* [Exercise description]:
Extract each line from the entries below that has the string "JSON" in it.

* [Input rows]:
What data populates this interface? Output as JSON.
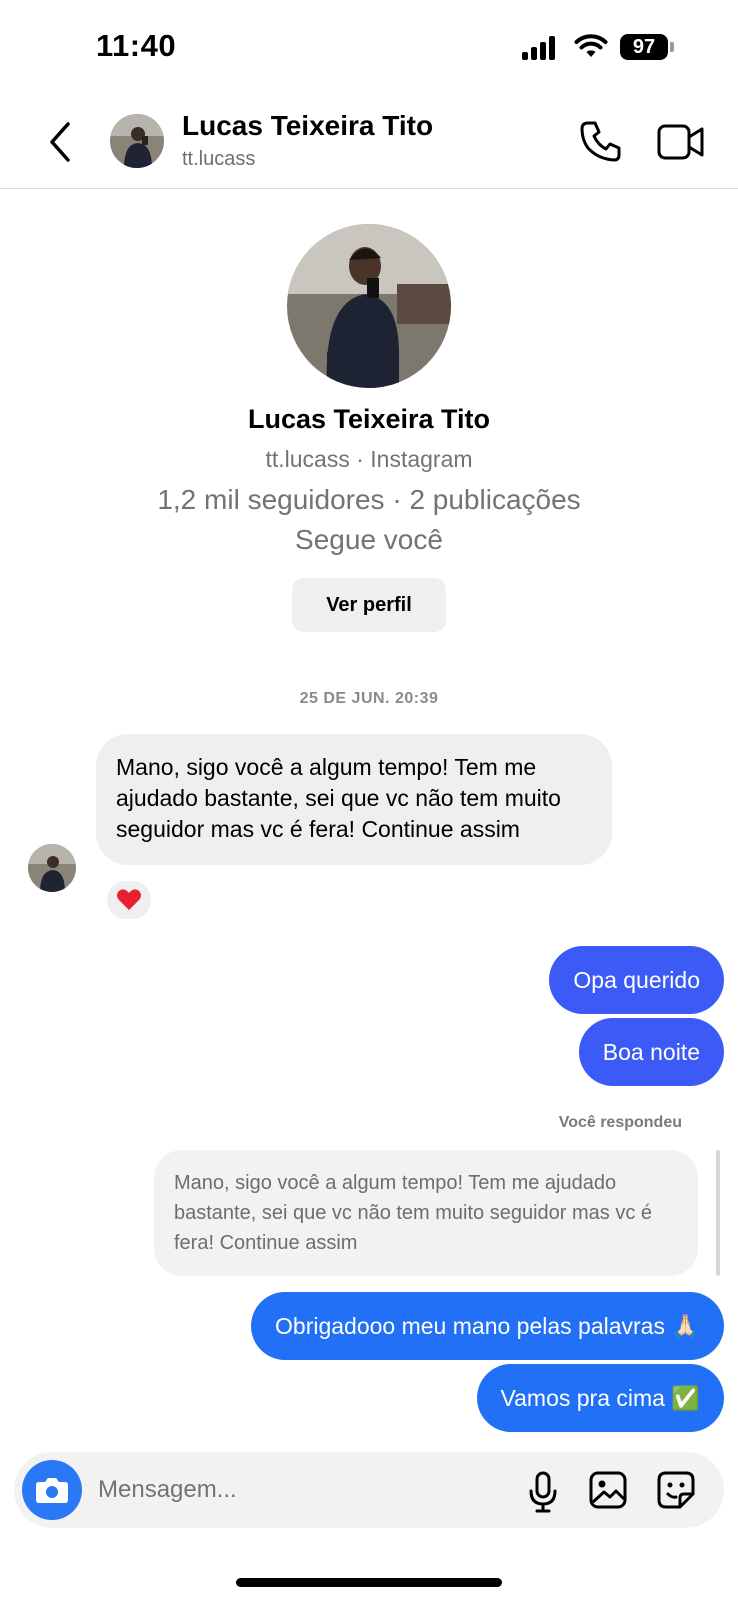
{
  "status_bar": {
    "time": "11:40",
    "battery": "97"
  },
  "header": {
    "name": "Lucas Teixeira Tito",
    "username": "tt.lucass"
  },
  "profile": {
    "name": "Lucas Teixeira Tito",
    "handle": "tt.lucass · Instagram",
    "stats": "1,2 mil seguidores · 2 publicações",
    "follows_you": "Segue você",
    "view_profile_label": "Ver perfil"
  },
  "conversation": {
    "date_separator": "25 DE JUN. 20:39",
    "incoming_message": "Mano, sigo você a algum tempo! Tem me ajudado bastante, sei que vc não tem muito seguidor mas vc é fera! Continue assim",
    "reaction": "❤️",
    "outgoing_1": "Opa querido",
    "outgoing_2": "Boa noite",
    "replied_label": "Você respondeu",
    "replied_quote": "Mano, sigo você a algum tempo! Tem me ajudado bastante, sei que vc não tem muito seguidor mas vc é fera! Continue assim",
    "outgoing_3": "Obrigadooo meu mano pelas palavras 🙏🏻",
    "outgoing_4": "Vamos pra cima ✅"
  },
  "composer": {
    "placeholder": "Mensagem..."
  },
  "icons": {
    "back": "chevron-left-icon",
    "call": "phone-icon",
    "video": "video-camera-icon",
    "camera": "camera-icon",
    "mic": "microphone-icon",
    "gallery": "image-icon",
    "sticker": "sticker-icon"
  },
  "colors": {
    "outgoing_bubble": "#3c5bf6",
    "outgoing_bubble_alt": "#2270f6",
    "incoming_bubble": "#efefef",
    "camera_button": "#2b78f6"
  }
}
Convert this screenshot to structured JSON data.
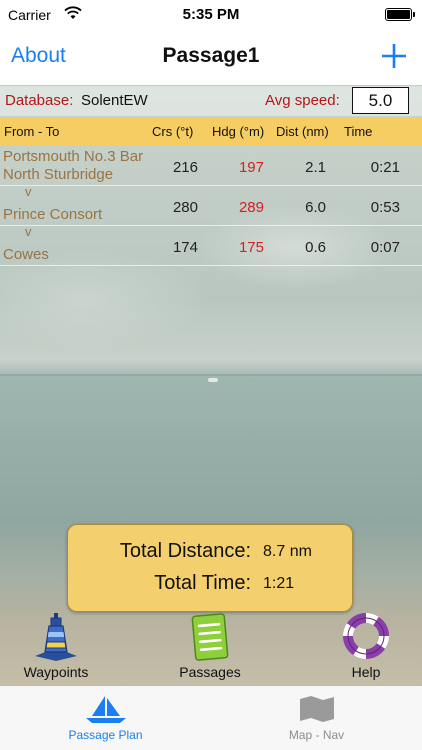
{
  "status_bar": {
    "carrier": "Carrier",
    "time": "5:35 PM"
  },
  "nav": {
    "left_button": "About",
    "title": "Passage1",
    "right_button_icon": "plus-icon"
  },
  "info": {
    "database_label": "Database:",
    "database_value": "SolentEW",
    "speed_label": "Avg speed:",
    "speed_value": "5.0"
  },
  "table": {
    "headers": {
      "from_to": "From - To",
      "crs": "Crs (°t)",
      "hdg": "Hdg (°m)",
      "dist": "Dist (nm)",
      "time": "Time"
    },
    "rows": [
      {
        "from": "Portsmouth No.3 Bar",
        "separator": "",
        "to": "North Sturbridge",
        "crs": "216",
        "hdg": "197",
        "dist": "2.1",
        "time": "0:21"
      },
      {
        "from": "",
        "separator": "v",
        "to": "Prince Consort",
        "crs": "280",
        "hdg": "289",
        "dist": "6.0",
        "time": "0:53"
      },
      {
        "from": "",
        "separator": "v",
        "to": "Cowes",
        "crs": "174",
        "hdg": "175",
        "dist": "0.6",
        "time": "0:07"
      }
    ]
  },
  "totals": {
    "distance_label": "Total Distance:",
    "distance_value": "8.7 nm",
    "time_label": "Total Time:",
    "time_value": "1:21"
  },
  "tools": {
    "waypoints": {
      "label": "Waypoints",
      "icon": "buoy-icon"
    },
    "passages": {
      "label": "Passages",
      "icon": "notepad-icon"
    },
    "help": {
      "label": "Help",
      "icon": "lifebuoy-icon"
    }
  },
  "tabs": [
    {
      "label": "Passage Plan",
      "icon": "sailboat-icon",
      "active": true
    },
    {
      "label": "Map - Nav",
      "icon": "map-icon",
      "active": false
    }
  ],
  "colors": {
    "accent": "#1a7ff2",
    "header_bg": "#f6cd62",
    "heading_red": "#d42020",
    "label_red": "#b01818",
    "waypoint_brown": "#9a7443",
    "tab_inactive": "#8e8e93"
  }
}
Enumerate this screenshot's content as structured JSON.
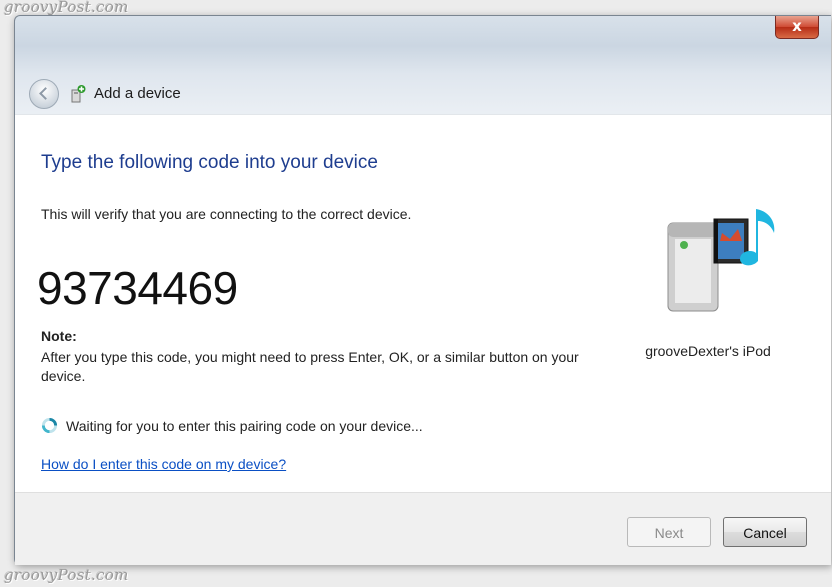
{
  "watermark": {
    "top": "groovyPost.com",
    "bottom": "groovyPost.com"
  },
  "window": {
    "title": "Add a device",
    "heading": "Type the following code into your device",
    "subtitle": "This will verify that you are connecting to the correct device.",
    "pairing_code": "93734469",
    "note_title": "Note:",
    "note_body": "After you type this code, you might need to press Enter, OK, or a similar button on your device.",
    "status_text": "Waiting for you to enter this pairing code on your device...",
    "help_link": "How do I enter this code on my device?",
    "device_name": "grooveDexter's iPod",
    "buttons": {
      "next": "Next",
      "cancel": "Cancel",
      "close": "x"
    }
  },
  "icons": {
    "back": "back-arrow-icon",
    "title": "add-device-icon",
    "status": "spinner-icon",
    "device": "media-device-icon"
  },
  "colors": {
    "heading": "#1e3d8f",
    "link": "#0a4fc4",
    "close_button": "#c63b23"
  }
}
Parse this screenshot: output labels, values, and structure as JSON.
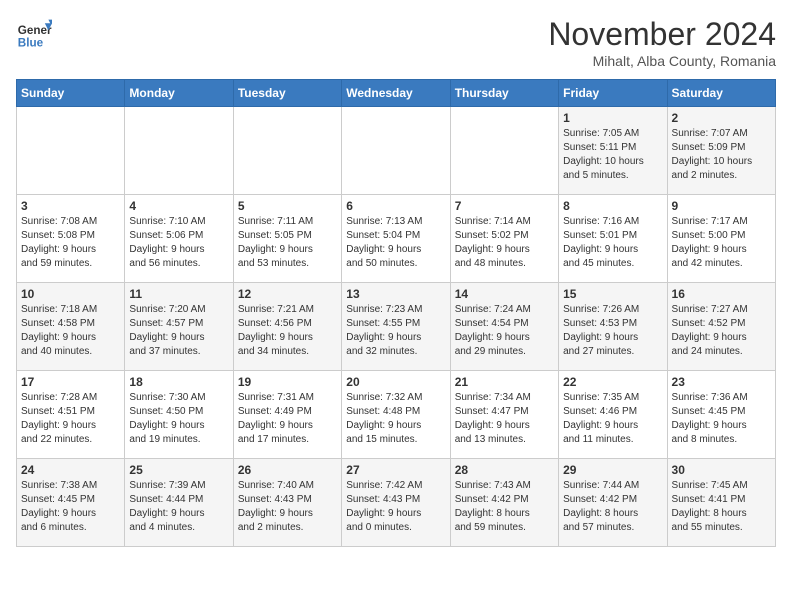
{
  "logo": {
    "general": "General",
    "blue": "Blue"
  },
  "header": {
    "month": "November 2024",
    "location": "Mihalt, Alba County, Romania"
  },
  "weekdays": [
    "Sunday",
    "Monday",
    "Tuesday",
    "Wednesday",
    "Thursday",
    "Friday",
    "Saturday"
  ],
  "weeks": [
    [
      {
        "day": "",
        "info": ""
      },
      {
        "day": "",
        "info": ""
      },
      {
        "day": "",
        "info": ""
      },
      {
        "day": "",
        "info": ""
      },
      {
        "day": "",
        "info": ""
      },
      {
        "day": "1",
        "info": "Sunrise: 7:05 AM\nSunset: 5:11 PM\nDaylight: 10 hours\nand 5 minutes."
      },
      {
        "day": "2",
        "info": "Sunrise: 7:07 AM\nSunset: 5:09 PM\nDaylight: 10 hours\nand 2 minutes."
      }
    ],
    [
      {
        "day": "3",
        "info": "Sunrise: 7:08 AM\nSunset: 5:08 PM\nDaylight: 9 hours\nand 59 minutes."
      },
      {
        "day": "4",
        "info": "Sunrise: 7:10 AM\nSunset: 5:06 PM\nDaylight: 9 hours\nand 56 minutes."
      },
      {
        "day": "5",
        "info": "Sunrise: 7:11 AM\nSunset: 5:05 PM\nDaylight: 9 hours\nand 53 minutes."
      },
      {
        "day": "6",
        "info": "Sunrise: 7:13 AM\nSunset: 5:04 PM\nDaylight: 9 hours\nand 50 minutes."
      },
      {
        "day": "7",
        "info": "Sunrise: 7:14 AM\nSunset: 5:02 PM\nDaylight: 9 hours\nand 48 minutes."
      },
      {
        "day": "8",
        "info": "Sunrise: 7:16 AM\nSunset: 5:01 PM\nDaylight: 9 hours\nand 45 minutes."
      },
      {
        "day": "9",
        "info": "Sunrise: 7:17 AM\nSunset: 5:00 PM\nDaylight: 9 hours\nand 42 minutes."
      }
    ],
    [
      {
        "day": "10",
        "info": "Sunrise: 7:18 AM\nSunset: 4:58 PM\nDaylight: 9 hours\nand 40 minutes."
      },
      {
        "day": "11",
        "info": "Sunrise: 7:20 AM\nSunset: 4:57 PM\nDaylight: 9 hours\nand 37 minutes."
      },
      {
        "day": "12",
        "info": "Sunrise: 7:21 AM\nSunset: 4:56 PM\nDaylight: 9 hours\nand 34 minutes."
      },
      {
        "day": "13",
        "info": "Sunrise: 7:23 AM\nSunset: 4:55 PM\nDaylight: 9 hours\nand 32 minutes."
      },
      {
        "day": "14",
        "info": "Sunrise: 7:24 AM\nSunset: 4:54 PM\nDaylight: 9 hours\nand 29 minutes."
      },
      {
        "day": "15",
        "info": "Sunrise: 7:26 AM\nSunset: 4:53 PM\nDaylight: 9 hours\nand 27 minutes."
      },
      {
        "day": "16",
        "info": "Sunrise: 7:27 AM\nSunset: 4:52 PM\nDaylight: 9 hours\nand 24 minutes."
      }
    ],
    [
      {
        "day": "17",
        "info": "Sunrise: 7:28 AM\nSunset: 4:51 PM\nDaylight: 9 hours\nand 22 minutes."
      },
      {
        "day": "18",
        "info": "Sunrise: 7:30 AM\nSunset: 4:50 PM\nDaylight: 9 hours\nand 19 minutes."
      },
      {
        "day": "19",
        "info": "Sunrise: 7:31 AM\nSunset: 4:49 PM\nDaylight: 9 hours\nand 17 minutes."
      },
      {
        "day": "20",
        "info": "Sunrise: 7:32 AM\nSunset: 4:48 PM\nDaylight: 9 hours\nand 15 minutes."
      },
      {
        "day": "21",
        "info": "Sunrise: 7:34 AM\nSunset: 4:47 PM\nDaylight: 9 hours\nand 13 minutes."
      },
      {
        "day": "22",
        "info": "Sunrise: 7:35 AM\nSunset: 4:46 PM\nDaylight: 9 hours\nand 11 minutes."
      },
      {
        "day": "23",
        "info": "Sunrise: 7:36 AM\nSunset: 4:45 PM\nDaylight: 9 hours\nand 8 minutes."
      }
    ],
    [
      {
        "day": "24",
        "info": "Sunrise: 7:38 AM\nSunset: 4:45 PM\nDaylight: 9 hours\nand 6 minutes."
      },
      {
        "day": "25",
        "info": "Sunrise: 7:39 AM\nSunset: 4:44 PM\nDaylight: 9 hours\nand 4 minutes."
      },
      {
        "day": "26",
        "info": "Sunrise: 7:40 AM\nSunset: 4:43 PM\nDaylight: 9 hours\nand 2 minutes."
      },
      {
        "day": "27",
        "info": "Sunrise: 7:42 AM\nSunset: 4:43 PM\nDaylight: 9 hours\nand 0 minutes."
      },
      {
        "day": "28",
        "info": "Sunrise: 7:43 AM\nSunset: 4:42 PM\nDaylight: 8 hours\nand 59 minutes."
      },
      {
        "day": "29",
        "info": "Sunrise: 7:44 AM\nSunset: 4:42 PM\nDaylight: 8 hours\nand 57 minutes."
      },
      {
        "day": "30",
        "info": "Sunrise: 7:45 AM\nSunset: 4:41 PM\nDaylight: 8 hours\nand 55 minutes."
      }
    ]
  ]
}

* [Result below]:
What data populates this interface? Output as JSON.
Convert this screenshot to structured JSON data.
Enumerate this screenshot's content as structured JSON.
Parse this screenshot: output labels, values, and structure as JSON.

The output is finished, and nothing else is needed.